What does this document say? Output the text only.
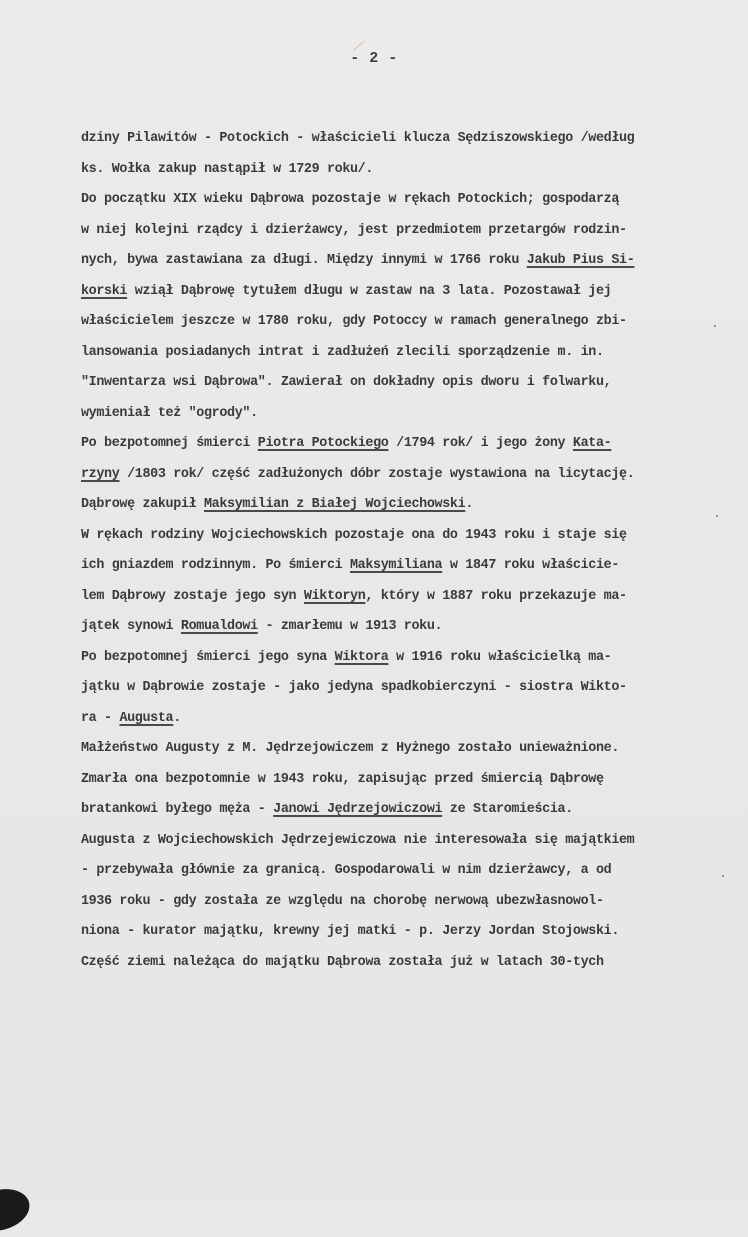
- 2 -
dziny Pilawitów - Potockich - właścicieli klucza Sędziszowskiego /według
ks. Wołka zakup nastąpił w 1729 roku/.
Do początku XIX wieku Dąbrowa pozostaje w rękach Potockich; gospodarzą
w niej kolejni rządcy i dzierżawcy, jest przedmiotem przetargów rodzin-
nych, bywa zastawiana za długi. Między innymi w 1766 roku Jakub Pius Si-
korski wziął Dąbrowę tytułem długu w zastaw na 3 lata. Pozostawał jej
właścicielem jeszcze w 1780 roku, gdy Potoccy w ramach generalnego zbi-
lansowania posiadanych intrat i zadłużeń zlecili sporządzenie m. in.
"Inwentarza wsi Dąbrowa". Zawierał on dokładny opis dworu i folwarku,
wymieniał też "ogrody".
Po bezpotomnej śmierci Piotra Potockiego /1794 rok/ i jego żony Kata-
rzyny /1803 rok/ część zadłużonych dóbr zostaje wystawiona na licytację.
Dąbrowę zakupił Maksymilian z Białej Wojciechowski.
W rękach rodziny Wojciechowskich pozostaje ona do 1943 roku i staje się
ich gniazdem rodzinnym. Po śmierci Maksymiliana w 1847 roku właścicie-
lem Dąbrowy zostaje jego syn Wiktoryn, który w 1887 roku przekazuje ma-
jątek synowi Romualdowi - zmarłemu w 1913 roku.
Po bezpotomnej śmierci jego syna Wiktora w 1916 roku właścicielką ma-
jątku w Dąbrowie zostaje - jako jedyna spadkobierczyni - siostra Wikto-
ra - Augusta.
Małżeństwo Augusty z M. Jędrzejowiczem z Hyżnego zostało unieważnione.
Zmarła ona bezpotomnie w 1943 roku, zapisując przed śmiercią Dąbrowę
bratankowi byłego męża - Janowi Jędrzejowiczowi ze Staromieścia.
Augusta z Wojciechowskich Jędrzejewiczowa nie interesowała się majątkiem
- przebywała głównie za granicą. Gospodarowali w nim dzierżawcy, a od
1936 roku - gdy została ze względu na chorobę nerwową ubezwłasnowol-
niona - kurator majątku, krewny jej matki - p. Jerzy Jordan Stojowski.
Część ziemi należąca do majątku Dąbrowa została już w latach 30-tych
..............................
## [AIM OF THE TASK]
Omit the pictures and give the material again, exactly and in full.

## [THE RESPONSE]
What does this document say? Output the text only.
- 2 -
dziny Pilawitów - Potockich - właścicieli klucza Sędziszowskiego /według
ks. Wołka zakup nastąpił w 1729 roku/.
Do początku XIX wieku Dąbrowa pozostaje w rękach Potockich; gospodarzą
w niej kolejni rządcy i dzierżawcy, jest przedmiotem przetargów rodzin-
nych, bywa zastawiana za długi. Między innymi w 1766 roku Jakub Pius Si-
korski wziął Dąbrowę tytułem długu w zastaw na 3 lata. Pozostawał jej
właścicielem jeszcze w 1780 roku, gdy Potoccy w ramach generalnego zbi-
lansowania posiadanych intrat i zadłużeń zlecili sporządzenie m. in.
"Inwentarza wsi Dąbrowa". Zawierał on dokładny opis dworu i folwarku,
wymieniał też "ogrody".
Po bezpotomnej śmierci Piotra Potockiego /1794 rok/ i jego żony Kata-
rzyny /1803 rok/ część zadłużonych dóbr zostaje wystawiona na licytację.
Dąbrowę zakupił Maksymilian z Białej Wojciechowski.
W rękach rodziny Wojciechowskich pozostaje ona do 1943 roku i staje się
ich gniazdem rodzinnym. Po śmierci Maksymiliana w 1847 roku właścicie-
lem Dąbrowy zostaje jego syn Wiktoryn, który w 1887 roku przekazuje ma-
jątek synowi Romualdowi - zmarłemu w 1913 roku.
Po bezpotomnej śmierci jego syna Wiktora w 1916 roku właścicielką ma-
jątku w Dąbrowie zostaje - jako jedyna spadkobierczyni - siostra Wikto-
ra - Augusta.
Małżeństwo Augusty z M. Jędrzejowiczem z Hyżnego zostało unieważnione.
Zmarła ona bezpotomnie w 1943 roku, zapisując przed śmiercią Dąbrowę
bratankowi byłego męża - Janowi Jędrzejowiczowi ze Staromieścia.
Augusta z Wojciechowskich Jędrzejewiczowa nie interesowała się majątkiem
- przebywała głównie za granicą. Gospodarowali w nim dzierżawcy, a od
1936 roku - gdy została ze względu na chorobę nerwową ubezwłasnowol-
niona - kurator majątku, krewny jej matki - p. Jerzy Jordan Stojowski.
Część ziemi należąca do majątku Dąbrowa została już w latach 30-tych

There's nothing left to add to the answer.